§ **Requirement**: Select the lines of the records containing the word "lecturers" and list them.

§ **Stored data**:

* START *

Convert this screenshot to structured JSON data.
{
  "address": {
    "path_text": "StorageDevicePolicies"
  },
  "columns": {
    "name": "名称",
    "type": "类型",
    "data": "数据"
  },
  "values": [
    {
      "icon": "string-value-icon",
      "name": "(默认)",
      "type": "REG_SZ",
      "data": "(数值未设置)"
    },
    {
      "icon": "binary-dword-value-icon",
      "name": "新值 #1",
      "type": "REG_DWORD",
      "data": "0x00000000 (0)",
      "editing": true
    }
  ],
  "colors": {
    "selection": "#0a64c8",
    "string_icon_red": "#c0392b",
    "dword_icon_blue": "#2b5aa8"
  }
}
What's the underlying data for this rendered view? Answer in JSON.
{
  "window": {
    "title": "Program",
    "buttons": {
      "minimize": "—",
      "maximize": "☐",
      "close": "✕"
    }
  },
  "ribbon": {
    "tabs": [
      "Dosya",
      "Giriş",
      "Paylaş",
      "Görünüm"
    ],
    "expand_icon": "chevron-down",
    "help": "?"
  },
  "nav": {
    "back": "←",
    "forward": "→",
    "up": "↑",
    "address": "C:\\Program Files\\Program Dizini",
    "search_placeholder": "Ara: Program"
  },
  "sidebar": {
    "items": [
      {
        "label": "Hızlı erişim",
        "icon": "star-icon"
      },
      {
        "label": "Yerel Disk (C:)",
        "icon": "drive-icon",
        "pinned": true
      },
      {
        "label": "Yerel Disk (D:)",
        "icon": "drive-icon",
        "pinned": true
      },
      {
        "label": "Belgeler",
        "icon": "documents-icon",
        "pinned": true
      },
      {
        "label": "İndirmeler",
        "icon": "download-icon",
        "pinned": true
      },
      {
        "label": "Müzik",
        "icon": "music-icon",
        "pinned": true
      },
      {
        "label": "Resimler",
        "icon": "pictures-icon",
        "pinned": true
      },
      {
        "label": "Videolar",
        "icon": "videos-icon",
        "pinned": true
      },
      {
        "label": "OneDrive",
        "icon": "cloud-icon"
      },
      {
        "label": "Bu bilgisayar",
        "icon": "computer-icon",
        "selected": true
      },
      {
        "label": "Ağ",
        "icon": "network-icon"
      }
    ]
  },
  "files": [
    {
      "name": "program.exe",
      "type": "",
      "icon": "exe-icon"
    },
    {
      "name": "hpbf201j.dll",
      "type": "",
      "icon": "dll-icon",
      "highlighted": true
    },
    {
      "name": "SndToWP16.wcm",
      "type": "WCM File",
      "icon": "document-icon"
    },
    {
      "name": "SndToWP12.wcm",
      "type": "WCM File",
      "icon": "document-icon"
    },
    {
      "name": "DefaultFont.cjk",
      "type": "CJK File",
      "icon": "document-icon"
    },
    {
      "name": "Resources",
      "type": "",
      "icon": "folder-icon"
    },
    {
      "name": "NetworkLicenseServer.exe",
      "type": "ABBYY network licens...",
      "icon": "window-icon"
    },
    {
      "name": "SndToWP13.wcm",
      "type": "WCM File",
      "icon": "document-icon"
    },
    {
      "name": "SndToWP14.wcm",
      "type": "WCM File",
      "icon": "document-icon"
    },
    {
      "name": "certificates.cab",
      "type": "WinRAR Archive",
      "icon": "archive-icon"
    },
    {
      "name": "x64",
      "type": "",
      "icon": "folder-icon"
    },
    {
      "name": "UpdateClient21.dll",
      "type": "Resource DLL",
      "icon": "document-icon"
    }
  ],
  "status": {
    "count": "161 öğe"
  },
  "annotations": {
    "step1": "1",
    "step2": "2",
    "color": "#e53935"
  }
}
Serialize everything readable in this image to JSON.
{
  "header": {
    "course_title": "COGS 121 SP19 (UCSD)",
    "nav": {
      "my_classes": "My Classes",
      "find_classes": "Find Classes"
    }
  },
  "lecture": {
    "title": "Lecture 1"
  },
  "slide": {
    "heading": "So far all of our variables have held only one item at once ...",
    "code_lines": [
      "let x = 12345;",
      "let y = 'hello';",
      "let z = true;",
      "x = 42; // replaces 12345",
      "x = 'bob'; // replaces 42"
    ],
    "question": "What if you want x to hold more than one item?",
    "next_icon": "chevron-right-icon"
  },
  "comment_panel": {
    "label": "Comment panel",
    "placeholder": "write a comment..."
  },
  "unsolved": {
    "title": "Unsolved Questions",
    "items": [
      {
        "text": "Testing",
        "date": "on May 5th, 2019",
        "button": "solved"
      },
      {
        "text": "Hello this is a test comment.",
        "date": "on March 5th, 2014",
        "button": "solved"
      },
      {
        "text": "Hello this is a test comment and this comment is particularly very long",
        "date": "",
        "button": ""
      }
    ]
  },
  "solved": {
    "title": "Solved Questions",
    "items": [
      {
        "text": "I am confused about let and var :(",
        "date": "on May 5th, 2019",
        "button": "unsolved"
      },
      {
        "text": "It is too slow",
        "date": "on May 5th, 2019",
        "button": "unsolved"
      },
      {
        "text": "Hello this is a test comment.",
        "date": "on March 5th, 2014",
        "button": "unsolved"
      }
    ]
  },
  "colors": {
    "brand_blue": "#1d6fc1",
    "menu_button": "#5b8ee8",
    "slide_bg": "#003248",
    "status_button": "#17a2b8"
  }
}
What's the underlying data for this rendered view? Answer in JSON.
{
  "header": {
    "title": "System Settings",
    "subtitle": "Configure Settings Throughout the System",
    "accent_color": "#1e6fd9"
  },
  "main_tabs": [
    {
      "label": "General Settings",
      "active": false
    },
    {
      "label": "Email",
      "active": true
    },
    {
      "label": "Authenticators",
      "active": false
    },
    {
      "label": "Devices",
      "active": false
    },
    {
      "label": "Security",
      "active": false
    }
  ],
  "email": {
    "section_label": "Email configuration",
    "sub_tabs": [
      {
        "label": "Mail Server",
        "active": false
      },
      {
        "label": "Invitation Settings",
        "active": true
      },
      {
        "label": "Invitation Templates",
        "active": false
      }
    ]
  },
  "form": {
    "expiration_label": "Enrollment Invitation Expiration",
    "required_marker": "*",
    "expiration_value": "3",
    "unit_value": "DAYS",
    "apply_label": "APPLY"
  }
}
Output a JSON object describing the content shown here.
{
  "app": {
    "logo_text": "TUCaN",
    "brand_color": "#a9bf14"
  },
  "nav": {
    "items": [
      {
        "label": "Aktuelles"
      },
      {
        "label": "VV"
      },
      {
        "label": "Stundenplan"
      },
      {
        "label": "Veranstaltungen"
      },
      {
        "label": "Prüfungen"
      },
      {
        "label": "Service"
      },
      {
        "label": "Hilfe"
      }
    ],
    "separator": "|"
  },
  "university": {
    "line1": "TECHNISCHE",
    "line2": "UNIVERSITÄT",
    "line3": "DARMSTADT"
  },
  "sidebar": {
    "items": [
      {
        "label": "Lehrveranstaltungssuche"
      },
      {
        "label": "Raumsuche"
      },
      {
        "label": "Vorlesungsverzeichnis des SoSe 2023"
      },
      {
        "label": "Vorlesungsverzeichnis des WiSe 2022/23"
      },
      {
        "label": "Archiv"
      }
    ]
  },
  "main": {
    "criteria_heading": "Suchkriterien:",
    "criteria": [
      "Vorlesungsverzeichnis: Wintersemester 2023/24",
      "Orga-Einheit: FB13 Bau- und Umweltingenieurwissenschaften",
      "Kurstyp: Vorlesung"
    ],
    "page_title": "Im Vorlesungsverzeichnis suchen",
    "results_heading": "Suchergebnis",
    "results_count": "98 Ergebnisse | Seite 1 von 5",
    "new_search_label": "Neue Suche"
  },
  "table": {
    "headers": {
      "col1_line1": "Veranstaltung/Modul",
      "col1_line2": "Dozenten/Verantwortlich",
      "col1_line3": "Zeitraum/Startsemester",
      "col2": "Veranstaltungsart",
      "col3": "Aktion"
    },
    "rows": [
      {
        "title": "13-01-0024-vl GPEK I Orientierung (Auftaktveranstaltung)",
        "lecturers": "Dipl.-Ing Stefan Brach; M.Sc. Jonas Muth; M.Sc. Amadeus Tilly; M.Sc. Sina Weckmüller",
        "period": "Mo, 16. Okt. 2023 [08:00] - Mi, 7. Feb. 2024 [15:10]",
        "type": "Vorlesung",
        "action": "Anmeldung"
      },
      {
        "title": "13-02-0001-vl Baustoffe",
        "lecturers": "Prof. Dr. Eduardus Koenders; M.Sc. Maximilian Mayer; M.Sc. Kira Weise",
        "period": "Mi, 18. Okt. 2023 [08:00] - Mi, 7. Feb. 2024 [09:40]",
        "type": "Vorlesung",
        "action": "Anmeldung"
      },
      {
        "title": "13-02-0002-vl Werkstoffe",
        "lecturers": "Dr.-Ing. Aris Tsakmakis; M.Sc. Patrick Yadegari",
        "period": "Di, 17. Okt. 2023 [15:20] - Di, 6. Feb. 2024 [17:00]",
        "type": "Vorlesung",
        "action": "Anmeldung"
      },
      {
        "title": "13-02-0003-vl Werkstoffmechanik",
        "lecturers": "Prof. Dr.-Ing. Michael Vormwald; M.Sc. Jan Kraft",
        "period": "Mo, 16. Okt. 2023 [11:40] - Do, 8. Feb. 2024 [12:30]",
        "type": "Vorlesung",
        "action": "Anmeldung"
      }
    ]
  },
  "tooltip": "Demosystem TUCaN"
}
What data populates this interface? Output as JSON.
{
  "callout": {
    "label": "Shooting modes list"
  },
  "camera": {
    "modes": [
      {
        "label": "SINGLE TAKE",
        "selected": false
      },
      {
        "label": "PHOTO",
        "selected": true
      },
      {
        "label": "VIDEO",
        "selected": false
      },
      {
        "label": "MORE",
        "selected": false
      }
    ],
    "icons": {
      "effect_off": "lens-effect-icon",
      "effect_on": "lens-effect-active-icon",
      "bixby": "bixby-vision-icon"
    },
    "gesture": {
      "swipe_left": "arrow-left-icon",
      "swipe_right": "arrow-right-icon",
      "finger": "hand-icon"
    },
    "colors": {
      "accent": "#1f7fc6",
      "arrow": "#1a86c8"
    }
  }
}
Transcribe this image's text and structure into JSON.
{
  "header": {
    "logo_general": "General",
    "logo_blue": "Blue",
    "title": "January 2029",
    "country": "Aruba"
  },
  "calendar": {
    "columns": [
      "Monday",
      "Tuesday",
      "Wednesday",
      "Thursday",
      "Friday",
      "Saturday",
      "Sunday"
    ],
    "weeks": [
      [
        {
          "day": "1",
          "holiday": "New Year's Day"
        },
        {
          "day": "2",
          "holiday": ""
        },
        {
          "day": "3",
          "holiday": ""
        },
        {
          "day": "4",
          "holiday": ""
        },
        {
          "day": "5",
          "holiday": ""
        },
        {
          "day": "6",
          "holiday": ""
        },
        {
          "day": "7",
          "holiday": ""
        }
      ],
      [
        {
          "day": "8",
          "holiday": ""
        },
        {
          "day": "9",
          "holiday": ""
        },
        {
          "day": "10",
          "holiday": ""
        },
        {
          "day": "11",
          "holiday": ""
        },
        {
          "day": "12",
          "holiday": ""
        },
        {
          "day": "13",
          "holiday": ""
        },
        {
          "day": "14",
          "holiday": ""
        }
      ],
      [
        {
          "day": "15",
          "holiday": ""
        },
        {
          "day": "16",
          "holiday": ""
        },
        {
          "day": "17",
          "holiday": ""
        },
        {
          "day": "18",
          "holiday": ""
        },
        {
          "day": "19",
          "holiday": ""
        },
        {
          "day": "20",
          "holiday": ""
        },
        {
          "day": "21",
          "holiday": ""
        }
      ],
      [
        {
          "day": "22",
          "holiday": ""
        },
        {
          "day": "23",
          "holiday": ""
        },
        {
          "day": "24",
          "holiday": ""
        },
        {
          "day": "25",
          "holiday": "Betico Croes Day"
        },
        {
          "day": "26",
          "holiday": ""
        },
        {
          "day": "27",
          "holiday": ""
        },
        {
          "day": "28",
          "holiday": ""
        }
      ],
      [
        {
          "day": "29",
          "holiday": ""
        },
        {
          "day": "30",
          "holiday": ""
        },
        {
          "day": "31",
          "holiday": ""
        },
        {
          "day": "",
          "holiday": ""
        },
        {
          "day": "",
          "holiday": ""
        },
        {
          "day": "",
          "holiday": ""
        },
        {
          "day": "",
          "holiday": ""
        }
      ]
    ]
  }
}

* END *

§ **Task result**:
        "lecturers": "Dipl.-Ing Stefan Brach; M.Sc. Jonas Muth; M.Sc. Amadeus Tilly; M.Sc. Sina Weckmüller",
        "lecturers": "Prof. Dr. Eduardus Koenders; M.Sc. Maximilian Mayer; M.Sc. Kira Weise",
        "lecturers": "Dr.-Ing. Aris Tsakmakis; M.Sc. Patrick Yadegari",
        "lecturers": "Prof. Dr.-Ing. Michael Vormwald; M.Sc. Jan Kraft",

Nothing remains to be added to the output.